- DATASET EXCERPTS
-- -- --

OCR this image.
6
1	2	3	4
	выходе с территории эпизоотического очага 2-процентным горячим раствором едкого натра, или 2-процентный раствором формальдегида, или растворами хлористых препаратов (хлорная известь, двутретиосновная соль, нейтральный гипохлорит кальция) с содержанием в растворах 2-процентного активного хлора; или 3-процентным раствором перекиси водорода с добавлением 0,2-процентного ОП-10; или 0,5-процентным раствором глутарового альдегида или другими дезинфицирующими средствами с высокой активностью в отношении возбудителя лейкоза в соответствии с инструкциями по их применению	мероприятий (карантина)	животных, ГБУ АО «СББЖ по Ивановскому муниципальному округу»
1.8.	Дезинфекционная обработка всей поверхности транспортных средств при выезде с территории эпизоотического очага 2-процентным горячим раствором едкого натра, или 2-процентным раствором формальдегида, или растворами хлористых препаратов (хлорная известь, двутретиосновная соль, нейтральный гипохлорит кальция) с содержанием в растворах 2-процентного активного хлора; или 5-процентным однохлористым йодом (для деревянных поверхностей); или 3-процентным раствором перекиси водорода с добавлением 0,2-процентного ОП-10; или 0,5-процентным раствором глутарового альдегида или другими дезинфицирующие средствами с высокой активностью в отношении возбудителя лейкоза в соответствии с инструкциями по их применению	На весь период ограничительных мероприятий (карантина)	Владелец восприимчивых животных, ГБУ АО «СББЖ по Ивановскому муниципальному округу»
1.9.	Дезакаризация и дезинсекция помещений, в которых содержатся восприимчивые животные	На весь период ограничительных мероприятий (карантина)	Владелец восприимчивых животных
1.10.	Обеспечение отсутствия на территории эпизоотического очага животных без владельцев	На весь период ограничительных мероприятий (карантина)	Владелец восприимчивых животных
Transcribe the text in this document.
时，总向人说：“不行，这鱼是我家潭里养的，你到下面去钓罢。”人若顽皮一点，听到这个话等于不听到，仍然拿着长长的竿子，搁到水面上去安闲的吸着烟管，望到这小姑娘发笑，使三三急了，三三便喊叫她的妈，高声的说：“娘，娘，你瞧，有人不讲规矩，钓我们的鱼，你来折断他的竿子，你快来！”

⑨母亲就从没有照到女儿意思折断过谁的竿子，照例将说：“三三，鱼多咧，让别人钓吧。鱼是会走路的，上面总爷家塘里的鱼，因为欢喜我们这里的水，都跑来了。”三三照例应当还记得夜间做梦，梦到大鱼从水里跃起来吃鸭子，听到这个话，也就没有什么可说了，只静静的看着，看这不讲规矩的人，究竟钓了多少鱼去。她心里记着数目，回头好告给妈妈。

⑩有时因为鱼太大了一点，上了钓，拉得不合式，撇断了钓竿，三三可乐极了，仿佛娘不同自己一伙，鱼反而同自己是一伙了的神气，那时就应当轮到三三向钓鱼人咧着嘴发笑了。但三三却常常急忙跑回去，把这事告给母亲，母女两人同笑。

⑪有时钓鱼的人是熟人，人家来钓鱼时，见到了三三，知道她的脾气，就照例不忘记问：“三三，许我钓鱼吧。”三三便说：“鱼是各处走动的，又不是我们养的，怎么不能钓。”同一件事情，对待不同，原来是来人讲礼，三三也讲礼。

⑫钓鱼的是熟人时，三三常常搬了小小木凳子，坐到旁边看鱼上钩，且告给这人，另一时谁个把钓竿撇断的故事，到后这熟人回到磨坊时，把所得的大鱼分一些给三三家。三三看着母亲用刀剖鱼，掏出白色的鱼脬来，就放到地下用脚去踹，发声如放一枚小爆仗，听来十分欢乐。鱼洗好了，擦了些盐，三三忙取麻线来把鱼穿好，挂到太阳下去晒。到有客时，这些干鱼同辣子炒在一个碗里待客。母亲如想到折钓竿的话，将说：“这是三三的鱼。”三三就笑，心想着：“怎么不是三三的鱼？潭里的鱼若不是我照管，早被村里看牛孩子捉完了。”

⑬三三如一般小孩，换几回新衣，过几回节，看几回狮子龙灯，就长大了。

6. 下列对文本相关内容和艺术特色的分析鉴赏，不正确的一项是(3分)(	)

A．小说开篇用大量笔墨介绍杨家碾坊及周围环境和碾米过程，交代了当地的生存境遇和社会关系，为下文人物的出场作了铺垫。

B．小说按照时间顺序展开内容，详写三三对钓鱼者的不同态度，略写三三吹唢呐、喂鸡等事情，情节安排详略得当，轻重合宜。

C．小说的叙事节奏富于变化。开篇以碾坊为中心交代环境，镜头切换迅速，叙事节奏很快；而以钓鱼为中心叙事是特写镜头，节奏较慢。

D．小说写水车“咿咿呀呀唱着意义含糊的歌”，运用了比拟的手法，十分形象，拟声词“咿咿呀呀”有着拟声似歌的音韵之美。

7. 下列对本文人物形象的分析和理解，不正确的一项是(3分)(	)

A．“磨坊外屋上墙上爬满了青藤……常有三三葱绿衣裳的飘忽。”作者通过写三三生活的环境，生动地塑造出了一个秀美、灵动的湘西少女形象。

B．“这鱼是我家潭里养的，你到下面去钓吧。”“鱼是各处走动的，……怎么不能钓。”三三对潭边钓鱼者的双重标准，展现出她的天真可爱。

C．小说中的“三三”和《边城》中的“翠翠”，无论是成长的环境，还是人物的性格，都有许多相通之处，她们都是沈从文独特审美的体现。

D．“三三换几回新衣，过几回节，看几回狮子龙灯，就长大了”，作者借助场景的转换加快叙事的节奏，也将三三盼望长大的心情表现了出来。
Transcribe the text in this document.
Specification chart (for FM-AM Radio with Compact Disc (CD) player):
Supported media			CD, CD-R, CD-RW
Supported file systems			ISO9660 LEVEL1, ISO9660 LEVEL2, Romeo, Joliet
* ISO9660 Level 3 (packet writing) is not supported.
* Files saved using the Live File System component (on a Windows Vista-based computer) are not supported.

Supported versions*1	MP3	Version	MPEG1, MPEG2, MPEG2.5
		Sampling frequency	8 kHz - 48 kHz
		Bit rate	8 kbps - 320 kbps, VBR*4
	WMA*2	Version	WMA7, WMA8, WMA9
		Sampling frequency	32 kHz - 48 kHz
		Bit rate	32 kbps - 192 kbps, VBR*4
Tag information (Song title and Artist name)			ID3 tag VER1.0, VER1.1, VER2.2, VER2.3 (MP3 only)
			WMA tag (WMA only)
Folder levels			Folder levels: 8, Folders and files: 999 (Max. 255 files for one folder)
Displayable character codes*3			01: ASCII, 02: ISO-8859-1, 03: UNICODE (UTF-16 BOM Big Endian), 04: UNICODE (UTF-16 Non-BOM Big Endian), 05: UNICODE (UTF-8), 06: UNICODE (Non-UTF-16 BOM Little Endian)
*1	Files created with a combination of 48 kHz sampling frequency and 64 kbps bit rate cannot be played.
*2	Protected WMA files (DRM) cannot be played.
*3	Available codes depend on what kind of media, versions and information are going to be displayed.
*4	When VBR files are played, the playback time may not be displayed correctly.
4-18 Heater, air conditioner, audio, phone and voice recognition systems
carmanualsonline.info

-- -- --

- EXERCISE TASK
Print every record exactly as it was given.

- RESULT OF THE EXERCISE
OCR this image.
6
1	2	3	4
	выходе с территории эпизоотического очага 2-процентным горячим раствором едкого натра, или 2-процентный раствором формальдегида, или растворами хлористых препаратов (хлорная известь, двутретиосновная соль, нейтральный гипохлорит кальция) с содержанием в растворах 2-процентного активного хлора; или 3-процентным раствором перекиси водорода с добавлением 0,2-процентного ОП-10; или 0,5-процентным раствором глутарового альдегида или другими дезинфицирующими средствами с высокой активностью в отношении возбудителя лейкоза в соответствии с инструкциями по их применению	мероприятий (карантина)	животных, ГБУ АО «СББЖ по Ивановскому муниципальному округу»
1.8.	Дезинфекционная обработка всей поверхности транспортных средств при выезде с территории эпизоотического очага 2-процентным горячим раствором едкого натра, или 2-процентным раствором формальдегида, или растворами хлористых препаратов (хлорная известь, двутретиосновная соль, нейтральный гипохлорит кальция) с содержанием в растворах 2-процентного активного хлора; или 5-процентным однохлористым йодом (для деревянных поверхностей); или 3-процентным раствором перекиси водорода с добавлением 0,2-процентного ОП-10; или 0,5-процентным раствором глутарового альдегида или другими дезинфицирующие средствами с высокой активностью в отношении возбудителя лейкоза в соответствии с инструкциями по их применению	На весь период ограничительных мероприятий (карантина)	Владелец восприимчивых животных, ГБУ АО «СББЖ по Ивановскому муниципальному округу»
1.9.	Дезакаризация и дезинсекция помещений, в которых содержатся восприимчивые животные	На весь период ограничительных мероприятий (карантина)	Владелец восприимчивых животных
1.10.	Обеспечение отсутствия на территории эпизоотического очага животных без владельцев	На весь период ограничительных мероприятий (карантина)	Владелец восприимчивых животных
Transcribe the text in this document.
时，总向人说：“不行，这鱼是我家潭里养的，你到下面去钓罢。”人若顽皮一点，听到这个话等于不听到，仍然拿着长长的竿子，搁到水面上去安闲的吸着烟管，望到这小姑娘发笑，使三三急了，三三便喊叫她的妈，高声的说：“娘，娘，你瞧，有人不讲规矩，钓我们的鱼，你来折断他的竿子，你快来！”

⑨母亲就从没有照到女儿意思折断过谁的竿子，照例将说：“三三，鱼多咧，让别人钓吧。鱼是会走路的，上面总爷家塘里的鱼，因为欢喜我们这里的水，都跑来了。”三三照例应当还记得夜间做梦，梦到大鱼从水里跃起来吃鸭子，听到这个话，也就没有什么可说了，只静静的看着，看这不讲规矩的人，究竟钓了多少鱼去。她心里记着数目，回头好告给妈妈。

⑩有时因为鱼太大了一点，上了钓，拉得不合式，撇断了钓竿，三三可乐极了，仿佛娘不同自己一伙，鱼反而同自己是一伙了的神气，那时就应当轮到三三向钓鱼人咧着嘴发笑了。但三三却常常急忙跑回去，把这事告给母亲，母女两人同笑。

⑪有时钓鱼的人是熟人，人家来钓鱼时，见到了三三，知道她的脾气，就照例不忘记问：“三三，许我钓鱼吧。”三三便说：“鱼是各处走动的，又不是我们养的，怎么不能钓。”同一件事情，对待不同，原来是来人讲礼，三三也讲礼。

⑫钓鱼的是熟人时，三三常常搬了小小木凳子，坐到旁边看鱼上钩，且告给这人，另一时谁个把钓竿撇断的故事，到后这熟人回到磨坊时，把所得的大鱼分一些给三三家。三三看着母亲用刀剖鱼，掏出白色的鱼脬来，就放到地下用脚去踹，发声如放一枚小爆仗，听来十分欢乐。鱼洗好了，擦了些盐，三三忙取麻线来把鱼穿好，挂到太阳下去晒。到有客时，这些干鱼同辣子炒在一个碗里待客。母亲如想到折钓竿的话，将说：“这是三三的鱼。”三三就笑，心想着：“怎么不是三三的鱼？潭里的鱼若不是我照管，早被村里看牛孩子捉完了。”

⑬三三如一般小孩，换几回新衣，过几回节，看几回狮子龙灯，就长大了。

6. 下列对文本相关内容和艺术特色的分析鉴赏，不正确的一项是(3分)(	)

A．小说开篇用大量笔墨介绍杨家碾坊及周围环境和碾米过程，交代了当地的生存境遇和社会关系，为下文人物的出场作了铺垫。

B．小说按照时间顺序展开内容，详写三三对钓鱼者的不同态度，略写三三吹唢呐、喂鸡等事情，情节安排详略得当，轻重合宜。

C．小说的叙事节奏富于变化。开篇以碾坊为中心交代环境，镜头切换迅速，叙事节奏很快；而以钓鱼为中心叙事是特写镜头，节奏较慢。

D．小说写水车“咿咿呀呀唱着意义含糊的歌”，运用了比拟的手法，十分形象，拟声词“咿咿呀呀”有着拟声似歌的音韵之美。

7. 下列对本文人物形象的分析和理解，不正确的一项是(3分)(	)

A．“磨坊外屋上墙上爬满了青藤……常有三三葱绿衣裳的飘忽。”作者通过写三三生活的环境，生动地塑造出了一个秀美、灵动的湘西少女形象。

B．“这鱼是我家潭里养的，你到下面去钓吧。”“鱼是各处走动的，……怎么不能钓。”三三对潭边钓鱼者的双重标准，展现出她的天真可爱。

C．小说中的“三三”和《边城》中的“翠翠”，无论是成长的环境，还是人物的性格，都有许多相通之处，她们都是沈从文独特审美的体现。

D．“三三换几回新衣，过几回节，看几回狮子龙灯，就长大了”，作者借助场景的转换加快叙事的节奏，也将三三盼望长大的心情表现了出来。
Transcribe the text in this document.
Specification chart (for FM-AM Radio with Compact Disc (CD) player):
Supported media			CD, CD-R, CD-RW
Supported file systems			ISO9660 LEVEL1, ISO9660 LEVEL2, Romeo, Joliet
* ISO9660 Level 3 (packet writing) is not supported.
* Files saved using the Live File System component (on a Windows Vista-based computer) are not supported.

Supported versions*1	MP3	Version	MPEG1, MPEG2, MPEG2.5
		Sampling frequency	8 kHz - 48 kHz
		Bit rate	8 kbps - 320 kbps, VBR*4
	WMA*2	Version	WMA7, WMA8, WMA9
		Sampling frequency	32 kHz - 48 kHz
		Bit rate	32 kbps - 192 kbps, VBR*4
Tag information (Song title and Artist name)			ID3 tag VER1.0, VER1.1, VER2.2, VER2.3 (MP3 only)
			WMA tag (WMA only)
Folder levels			Folder levels: 8, Folders and files: 999 (Max. 255 files for one folder)
Displayable character codes*3			01: ASCII, 02: ISO-8859-1, 03: UNICODE (UTF-16 BOM Big Endian), 04: UNICODE (UTF-16 Non-BOM Big Endian), 05: UNICODE (UTF-8), 06: UNICODE (Non-UTF-16 BOM Little Endian)
*1	Files created with a combination of 48 kHz sampling frequency and 64 kbps bit rate cannot be played.
*2	Protected WMA files (DRM) cannot be played.
*3	Available codes depend on what kind of media, versions and information are going to be displayed.
*4	When VBR files are played, the playback time may not be displayed correctly.
4-18 Heater, air conditioner, audio, phone and voice recognition systems
carmanualsonline.info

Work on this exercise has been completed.